Collected data entries
--------------------------------------------------

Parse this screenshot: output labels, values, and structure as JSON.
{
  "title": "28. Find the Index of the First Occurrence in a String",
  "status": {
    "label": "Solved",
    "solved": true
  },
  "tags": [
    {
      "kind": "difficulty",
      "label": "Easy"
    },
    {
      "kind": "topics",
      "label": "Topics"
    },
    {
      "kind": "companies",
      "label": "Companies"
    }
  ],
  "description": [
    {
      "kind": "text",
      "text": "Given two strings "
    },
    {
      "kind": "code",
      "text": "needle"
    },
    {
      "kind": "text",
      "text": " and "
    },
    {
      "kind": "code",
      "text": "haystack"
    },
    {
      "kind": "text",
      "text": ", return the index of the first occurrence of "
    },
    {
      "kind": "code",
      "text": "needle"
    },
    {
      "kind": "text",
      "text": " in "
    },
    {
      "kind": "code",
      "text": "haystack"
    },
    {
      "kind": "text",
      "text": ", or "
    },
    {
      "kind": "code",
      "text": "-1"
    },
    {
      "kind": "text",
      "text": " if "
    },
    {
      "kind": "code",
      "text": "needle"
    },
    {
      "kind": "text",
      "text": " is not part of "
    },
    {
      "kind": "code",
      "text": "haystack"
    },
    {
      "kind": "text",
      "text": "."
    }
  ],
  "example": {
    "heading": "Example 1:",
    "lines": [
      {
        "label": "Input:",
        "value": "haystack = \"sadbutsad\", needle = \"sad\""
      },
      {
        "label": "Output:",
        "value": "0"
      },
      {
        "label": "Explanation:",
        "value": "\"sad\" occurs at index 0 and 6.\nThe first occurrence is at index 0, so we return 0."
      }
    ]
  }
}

--------------------------------------------------

§ **REQUIREMENT**: Take the material above and return all of it exactly.

§ **RESPONSE FOR THIS EXERCISE**:
Parse this screenshot: output labels, values, and structure as JSON.
{
  "title": "28. Find the Index of the First Occurrence in a String",
  "status": {
    "label": "Solved",
    "solved": true
  },
  "tags": [
    {
      "kind": "difficulty",
      "label": "Easy"
    },
    {
      "kind": "topics",
      "label": "Topics"
    },
    {
      "kind": "companies",
      "label": "Companies"
    }
  ],
  "description": [
    {
      "kind": "text",
      "text": "Given two strings "
    },
    {
      "kind": "code",
      "text": "needle"
    },
    {
      "kind": "text",
      "text": " and "
    },
    {
      "kind": "code",
      "text": "haystack"
    },
    {
      "kind": "text",
      "text": ", return the index of the first occurrence of "
    },
    {
      "kind": "code",
      "text": "needle"
    },
    {
      "kind": "text",
      "text": " in "
    },
    {
      "kind": "code",
      "text": "haystack"
    },
    {
      "kind": "text",
      "text": ", or "
    },
    {
      "kind": "code",
      "text": "-1"
    },
    {
      "kind": "text",
      "text": " if "
    },
    {
      "kind": "code",
      "text": "needle"
    },
    {
      "kind": "text",
      "text": " is not part of "
    },
    {
      "kind": "code",
      "text": "haystack"
    },
    {
      "kind": "text",
      "text": "."
    }
  ],
  "example": {
    "heading": "Example 1:",
    "lines": [
      {
        "label": "Input:",
        "value": "haystack = \"sadbutsad\", needle = \"sad\""
      },
      {
        "label": "Output:",
        "value": "0"
      },
      {
        "label": "Explanation:",
        "value": "\"sad\" occurs at index 0 and 6.\nThe first occurrence is at index 0, so we return 0."
      }
    ]
  }
}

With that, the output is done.